# Description of the task
Extract all lines that hold the string "concentration".

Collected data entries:
* START *
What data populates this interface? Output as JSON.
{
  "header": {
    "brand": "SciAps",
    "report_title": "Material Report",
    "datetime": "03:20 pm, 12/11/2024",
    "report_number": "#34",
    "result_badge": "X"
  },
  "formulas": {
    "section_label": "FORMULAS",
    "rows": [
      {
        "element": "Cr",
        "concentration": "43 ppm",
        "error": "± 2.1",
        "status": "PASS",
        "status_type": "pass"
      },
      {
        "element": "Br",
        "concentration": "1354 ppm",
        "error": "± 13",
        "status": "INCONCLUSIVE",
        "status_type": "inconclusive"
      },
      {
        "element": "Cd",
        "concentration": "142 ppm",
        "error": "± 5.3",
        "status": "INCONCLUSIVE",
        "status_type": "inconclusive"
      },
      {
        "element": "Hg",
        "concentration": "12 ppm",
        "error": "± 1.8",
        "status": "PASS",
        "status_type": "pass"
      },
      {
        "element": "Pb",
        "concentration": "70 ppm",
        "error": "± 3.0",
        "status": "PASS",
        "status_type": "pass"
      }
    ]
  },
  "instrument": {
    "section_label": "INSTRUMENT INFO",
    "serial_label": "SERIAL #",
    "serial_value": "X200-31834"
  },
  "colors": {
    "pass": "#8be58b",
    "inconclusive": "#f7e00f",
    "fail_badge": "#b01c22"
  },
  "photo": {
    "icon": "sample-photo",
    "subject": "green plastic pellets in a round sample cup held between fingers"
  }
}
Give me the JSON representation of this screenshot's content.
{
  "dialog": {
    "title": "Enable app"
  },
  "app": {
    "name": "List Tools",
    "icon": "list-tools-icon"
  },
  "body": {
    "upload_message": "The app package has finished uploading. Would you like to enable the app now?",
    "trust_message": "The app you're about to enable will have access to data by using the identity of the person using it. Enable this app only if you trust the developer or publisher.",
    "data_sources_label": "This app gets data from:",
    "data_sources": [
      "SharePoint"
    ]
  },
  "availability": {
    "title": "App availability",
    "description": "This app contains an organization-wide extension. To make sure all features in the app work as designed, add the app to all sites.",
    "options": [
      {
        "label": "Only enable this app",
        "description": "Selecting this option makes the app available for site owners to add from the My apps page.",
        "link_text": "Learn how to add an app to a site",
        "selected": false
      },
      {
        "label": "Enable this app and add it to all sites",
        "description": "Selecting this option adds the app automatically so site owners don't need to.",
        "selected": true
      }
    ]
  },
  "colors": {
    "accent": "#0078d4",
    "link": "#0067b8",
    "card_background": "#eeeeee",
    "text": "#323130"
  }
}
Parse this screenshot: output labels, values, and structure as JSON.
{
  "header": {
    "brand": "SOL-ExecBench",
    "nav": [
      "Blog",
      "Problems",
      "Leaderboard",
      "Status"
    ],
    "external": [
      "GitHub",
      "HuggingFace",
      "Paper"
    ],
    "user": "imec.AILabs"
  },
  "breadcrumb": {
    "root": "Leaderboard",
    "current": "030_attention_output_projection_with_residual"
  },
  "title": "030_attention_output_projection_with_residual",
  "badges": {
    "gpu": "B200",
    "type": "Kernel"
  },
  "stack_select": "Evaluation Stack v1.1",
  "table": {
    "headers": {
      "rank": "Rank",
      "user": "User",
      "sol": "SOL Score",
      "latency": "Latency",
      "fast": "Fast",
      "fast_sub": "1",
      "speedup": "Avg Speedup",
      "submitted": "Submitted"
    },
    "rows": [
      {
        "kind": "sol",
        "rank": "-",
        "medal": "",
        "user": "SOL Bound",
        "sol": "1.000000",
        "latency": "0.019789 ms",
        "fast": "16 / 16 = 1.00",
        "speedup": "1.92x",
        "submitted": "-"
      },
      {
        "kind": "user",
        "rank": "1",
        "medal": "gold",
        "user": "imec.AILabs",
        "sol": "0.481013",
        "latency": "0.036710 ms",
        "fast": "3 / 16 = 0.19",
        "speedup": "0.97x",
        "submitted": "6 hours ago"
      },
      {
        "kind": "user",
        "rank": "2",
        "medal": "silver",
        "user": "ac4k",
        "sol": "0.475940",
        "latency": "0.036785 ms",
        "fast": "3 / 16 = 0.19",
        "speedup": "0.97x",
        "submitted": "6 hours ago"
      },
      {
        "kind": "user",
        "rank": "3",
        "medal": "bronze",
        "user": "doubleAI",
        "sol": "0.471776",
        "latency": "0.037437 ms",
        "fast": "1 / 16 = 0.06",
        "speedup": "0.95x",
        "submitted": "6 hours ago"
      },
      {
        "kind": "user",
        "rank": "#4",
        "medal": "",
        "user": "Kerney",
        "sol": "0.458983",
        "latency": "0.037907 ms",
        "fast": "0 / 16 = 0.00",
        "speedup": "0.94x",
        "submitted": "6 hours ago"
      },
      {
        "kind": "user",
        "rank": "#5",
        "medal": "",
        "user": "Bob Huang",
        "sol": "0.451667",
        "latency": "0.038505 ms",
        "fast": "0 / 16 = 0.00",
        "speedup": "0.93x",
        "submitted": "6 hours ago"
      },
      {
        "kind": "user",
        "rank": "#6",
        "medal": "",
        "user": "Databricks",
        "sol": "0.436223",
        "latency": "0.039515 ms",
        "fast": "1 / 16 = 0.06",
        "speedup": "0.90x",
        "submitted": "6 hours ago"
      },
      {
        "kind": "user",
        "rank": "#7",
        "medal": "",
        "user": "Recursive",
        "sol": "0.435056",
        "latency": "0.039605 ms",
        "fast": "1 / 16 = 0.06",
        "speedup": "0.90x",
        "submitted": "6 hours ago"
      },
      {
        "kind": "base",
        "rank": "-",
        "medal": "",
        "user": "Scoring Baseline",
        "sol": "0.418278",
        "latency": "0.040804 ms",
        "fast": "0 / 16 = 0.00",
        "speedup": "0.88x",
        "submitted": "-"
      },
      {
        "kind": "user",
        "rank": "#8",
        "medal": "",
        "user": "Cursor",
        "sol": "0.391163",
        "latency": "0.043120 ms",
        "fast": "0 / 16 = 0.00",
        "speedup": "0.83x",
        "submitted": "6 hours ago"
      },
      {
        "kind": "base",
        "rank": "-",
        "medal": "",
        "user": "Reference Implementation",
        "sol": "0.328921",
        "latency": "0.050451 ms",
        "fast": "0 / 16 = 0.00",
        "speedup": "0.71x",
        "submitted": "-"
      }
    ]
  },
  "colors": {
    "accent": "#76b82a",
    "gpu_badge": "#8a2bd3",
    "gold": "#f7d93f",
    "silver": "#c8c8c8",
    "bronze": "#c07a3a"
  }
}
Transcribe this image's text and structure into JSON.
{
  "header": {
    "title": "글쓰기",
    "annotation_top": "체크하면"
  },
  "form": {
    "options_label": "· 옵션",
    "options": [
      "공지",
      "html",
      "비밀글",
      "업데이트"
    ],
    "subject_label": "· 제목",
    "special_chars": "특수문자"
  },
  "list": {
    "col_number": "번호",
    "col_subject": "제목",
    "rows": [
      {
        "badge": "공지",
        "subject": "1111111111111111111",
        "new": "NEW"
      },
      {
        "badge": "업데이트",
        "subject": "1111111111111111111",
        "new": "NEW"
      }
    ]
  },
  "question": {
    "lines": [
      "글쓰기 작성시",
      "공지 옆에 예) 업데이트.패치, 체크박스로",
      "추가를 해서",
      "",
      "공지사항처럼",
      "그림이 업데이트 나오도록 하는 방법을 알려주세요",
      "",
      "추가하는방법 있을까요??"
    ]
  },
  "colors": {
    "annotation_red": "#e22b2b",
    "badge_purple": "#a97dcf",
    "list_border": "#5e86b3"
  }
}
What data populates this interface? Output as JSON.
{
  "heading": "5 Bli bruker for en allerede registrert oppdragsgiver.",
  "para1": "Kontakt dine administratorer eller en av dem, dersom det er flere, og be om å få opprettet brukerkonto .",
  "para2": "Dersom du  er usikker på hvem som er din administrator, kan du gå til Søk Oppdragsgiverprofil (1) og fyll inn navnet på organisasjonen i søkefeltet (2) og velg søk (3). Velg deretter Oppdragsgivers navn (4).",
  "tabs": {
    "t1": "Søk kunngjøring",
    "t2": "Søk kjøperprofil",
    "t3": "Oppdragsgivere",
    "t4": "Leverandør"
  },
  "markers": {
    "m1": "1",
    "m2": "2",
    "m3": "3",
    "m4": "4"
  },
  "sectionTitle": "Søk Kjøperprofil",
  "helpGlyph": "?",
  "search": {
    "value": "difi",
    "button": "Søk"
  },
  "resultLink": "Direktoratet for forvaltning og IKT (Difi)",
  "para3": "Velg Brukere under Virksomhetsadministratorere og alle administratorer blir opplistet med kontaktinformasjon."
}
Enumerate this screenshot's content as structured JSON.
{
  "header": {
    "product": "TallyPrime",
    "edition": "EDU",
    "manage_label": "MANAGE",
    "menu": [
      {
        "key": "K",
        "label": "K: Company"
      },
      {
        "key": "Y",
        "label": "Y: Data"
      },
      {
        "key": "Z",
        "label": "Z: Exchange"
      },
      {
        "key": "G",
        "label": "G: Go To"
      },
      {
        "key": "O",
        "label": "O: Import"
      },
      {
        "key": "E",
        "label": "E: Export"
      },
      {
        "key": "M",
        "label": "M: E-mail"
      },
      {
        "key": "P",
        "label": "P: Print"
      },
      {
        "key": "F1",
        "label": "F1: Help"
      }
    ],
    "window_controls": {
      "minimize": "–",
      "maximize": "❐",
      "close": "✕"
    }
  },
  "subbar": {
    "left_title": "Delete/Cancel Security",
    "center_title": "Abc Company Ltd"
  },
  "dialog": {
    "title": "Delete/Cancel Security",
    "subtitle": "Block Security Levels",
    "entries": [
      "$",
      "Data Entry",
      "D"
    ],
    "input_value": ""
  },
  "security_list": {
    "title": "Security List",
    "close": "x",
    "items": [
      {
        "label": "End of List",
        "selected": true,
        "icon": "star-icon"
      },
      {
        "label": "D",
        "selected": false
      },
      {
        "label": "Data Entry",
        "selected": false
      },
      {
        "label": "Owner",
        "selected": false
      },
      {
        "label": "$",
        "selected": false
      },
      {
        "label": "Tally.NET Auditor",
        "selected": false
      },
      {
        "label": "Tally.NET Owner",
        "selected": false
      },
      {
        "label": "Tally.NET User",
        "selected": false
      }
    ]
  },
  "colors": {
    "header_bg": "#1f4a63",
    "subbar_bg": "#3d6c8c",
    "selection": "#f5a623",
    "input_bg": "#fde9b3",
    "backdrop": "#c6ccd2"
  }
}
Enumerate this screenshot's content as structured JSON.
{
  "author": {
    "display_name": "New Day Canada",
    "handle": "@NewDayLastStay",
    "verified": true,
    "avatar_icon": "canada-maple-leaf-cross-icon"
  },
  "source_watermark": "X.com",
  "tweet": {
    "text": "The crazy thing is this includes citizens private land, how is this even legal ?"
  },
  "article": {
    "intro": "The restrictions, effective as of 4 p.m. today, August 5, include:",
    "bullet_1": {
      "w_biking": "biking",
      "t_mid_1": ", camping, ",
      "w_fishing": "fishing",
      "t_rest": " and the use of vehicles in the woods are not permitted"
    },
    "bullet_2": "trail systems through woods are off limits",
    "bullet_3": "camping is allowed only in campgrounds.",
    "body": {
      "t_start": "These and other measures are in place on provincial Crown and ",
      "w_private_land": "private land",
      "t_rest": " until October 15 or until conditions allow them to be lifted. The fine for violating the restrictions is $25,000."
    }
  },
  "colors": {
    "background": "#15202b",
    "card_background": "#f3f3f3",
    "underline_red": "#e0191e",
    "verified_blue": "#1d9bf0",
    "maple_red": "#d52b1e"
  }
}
* END *
# Expected answer
        "concentration": "43 ppm",
        "concentration": "1354 ppm",
        "concentration": "142 ppm",
        "concentration": "12 ppm",
        "concentration": "70 ppm",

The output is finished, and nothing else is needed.